### Task statement
Select and copy out every line in the records containing "القاهرة".

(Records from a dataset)
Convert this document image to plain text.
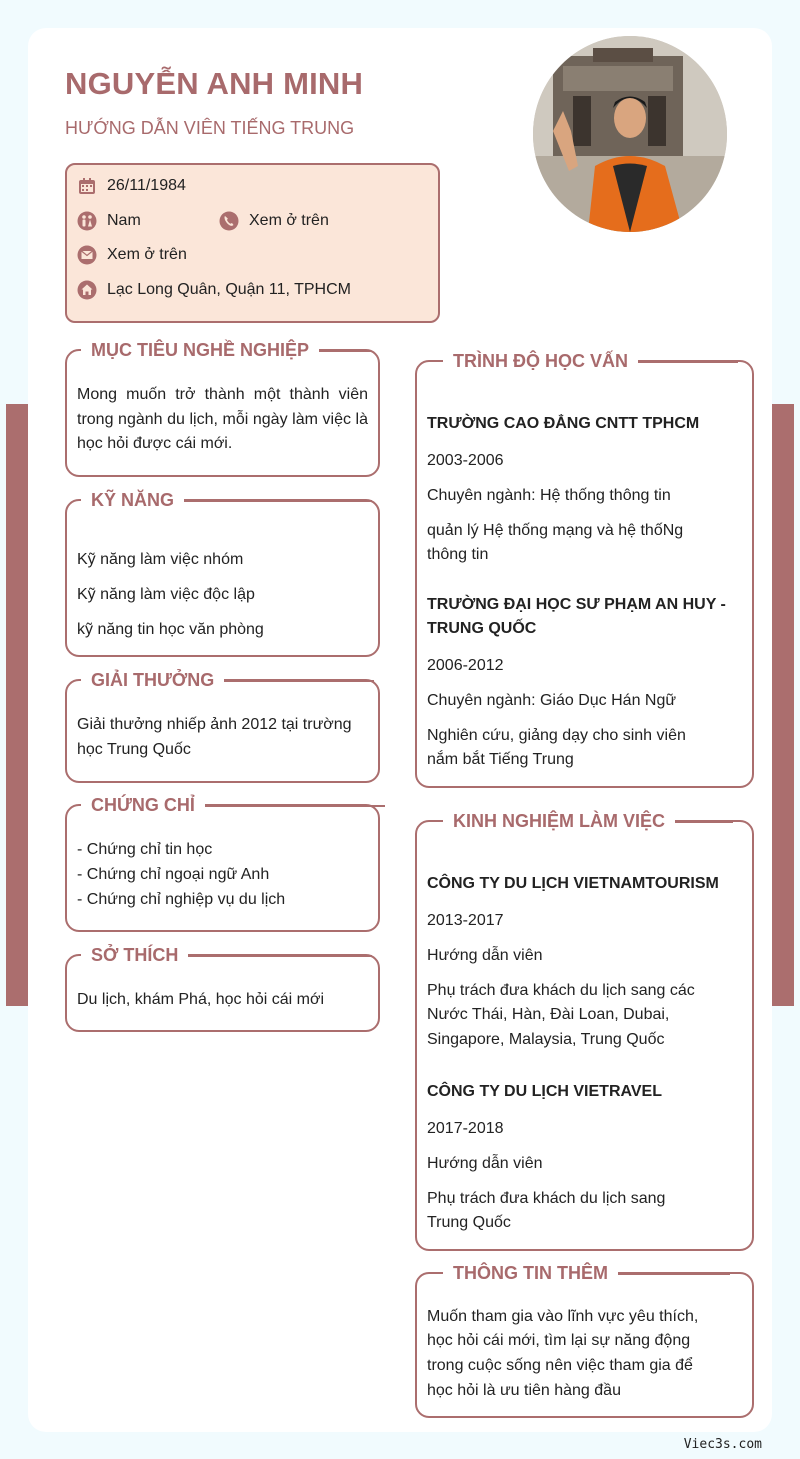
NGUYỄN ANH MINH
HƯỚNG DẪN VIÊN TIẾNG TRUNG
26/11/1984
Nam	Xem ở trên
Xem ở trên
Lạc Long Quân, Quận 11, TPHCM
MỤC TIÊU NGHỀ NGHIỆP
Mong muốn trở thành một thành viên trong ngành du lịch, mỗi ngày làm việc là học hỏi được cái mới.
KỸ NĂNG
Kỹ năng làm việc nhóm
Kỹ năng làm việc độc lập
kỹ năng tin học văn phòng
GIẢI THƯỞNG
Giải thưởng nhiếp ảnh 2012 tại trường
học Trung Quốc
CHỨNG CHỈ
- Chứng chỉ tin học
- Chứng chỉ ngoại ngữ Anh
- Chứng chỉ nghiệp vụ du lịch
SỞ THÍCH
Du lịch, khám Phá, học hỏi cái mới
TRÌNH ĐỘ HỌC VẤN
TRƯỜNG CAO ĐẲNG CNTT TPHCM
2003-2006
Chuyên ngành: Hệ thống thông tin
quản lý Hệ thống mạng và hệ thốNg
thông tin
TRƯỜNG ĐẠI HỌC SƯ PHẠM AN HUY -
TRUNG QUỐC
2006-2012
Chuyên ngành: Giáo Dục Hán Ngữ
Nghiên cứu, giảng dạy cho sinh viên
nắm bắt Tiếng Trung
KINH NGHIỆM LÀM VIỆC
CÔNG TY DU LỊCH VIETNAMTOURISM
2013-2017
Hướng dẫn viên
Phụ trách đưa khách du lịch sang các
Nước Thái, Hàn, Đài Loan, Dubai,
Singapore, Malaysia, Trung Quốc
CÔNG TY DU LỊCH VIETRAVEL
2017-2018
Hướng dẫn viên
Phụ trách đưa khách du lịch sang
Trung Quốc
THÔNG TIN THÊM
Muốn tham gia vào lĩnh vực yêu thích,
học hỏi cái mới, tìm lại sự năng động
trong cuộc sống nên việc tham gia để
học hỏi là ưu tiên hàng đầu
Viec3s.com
---
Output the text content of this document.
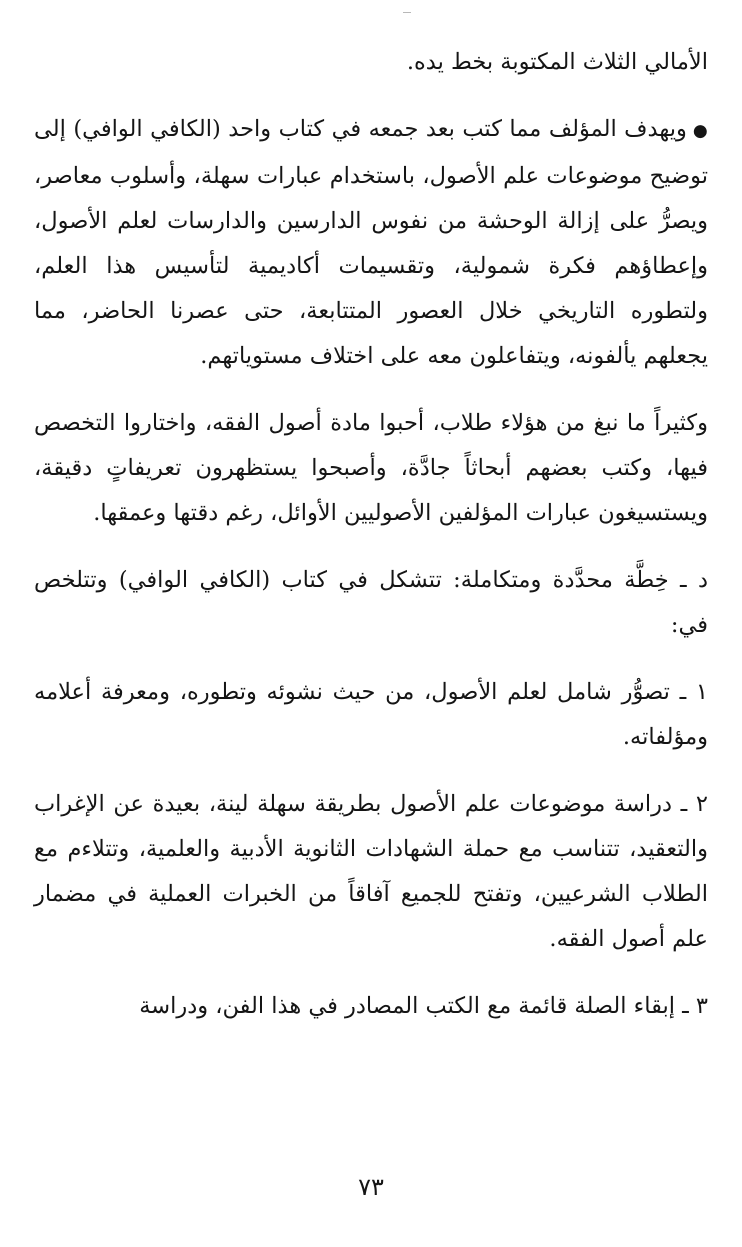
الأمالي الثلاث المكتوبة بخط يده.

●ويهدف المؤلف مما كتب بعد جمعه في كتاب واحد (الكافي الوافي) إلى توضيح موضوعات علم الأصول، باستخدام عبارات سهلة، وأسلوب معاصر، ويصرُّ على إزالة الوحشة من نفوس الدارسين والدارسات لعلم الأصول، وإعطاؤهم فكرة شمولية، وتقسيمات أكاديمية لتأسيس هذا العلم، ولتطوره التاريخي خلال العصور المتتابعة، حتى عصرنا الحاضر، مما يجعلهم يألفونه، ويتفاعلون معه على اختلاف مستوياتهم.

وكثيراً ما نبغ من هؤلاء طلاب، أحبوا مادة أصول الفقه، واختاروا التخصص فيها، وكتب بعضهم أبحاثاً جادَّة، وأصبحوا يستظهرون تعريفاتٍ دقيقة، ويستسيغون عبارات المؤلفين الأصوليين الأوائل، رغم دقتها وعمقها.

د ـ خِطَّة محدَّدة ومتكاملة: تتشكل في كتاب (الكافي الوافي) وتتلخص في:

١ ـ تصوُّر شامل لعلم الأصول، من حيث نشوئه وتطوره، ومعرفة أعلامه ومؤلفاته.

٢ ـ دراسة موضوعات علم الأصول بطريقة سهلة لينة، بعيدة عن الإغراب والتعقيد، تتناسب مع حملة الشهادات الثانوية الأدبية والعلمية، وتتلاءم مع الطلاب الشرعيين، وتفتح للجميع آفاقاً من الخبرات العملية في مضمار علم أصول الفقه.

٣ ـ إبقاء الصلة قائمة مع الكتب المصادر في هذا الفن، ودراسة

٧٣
--
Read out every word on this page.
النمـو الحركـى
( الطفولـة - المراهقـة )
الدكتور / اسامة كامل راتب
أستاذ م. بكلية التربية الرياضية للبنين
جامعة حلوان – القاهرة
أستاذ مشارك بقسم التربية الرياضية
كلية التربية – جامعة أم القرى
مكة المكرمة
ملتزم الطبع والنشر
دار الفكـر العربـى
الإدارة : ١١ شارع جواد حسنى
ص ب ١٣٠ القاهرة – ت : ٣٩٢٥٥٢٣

### Worked answer
جامعة حلوان – القاهرة
ص ب ١٣٠ القاهرة – ت : ٣٩٢٥٥٢٣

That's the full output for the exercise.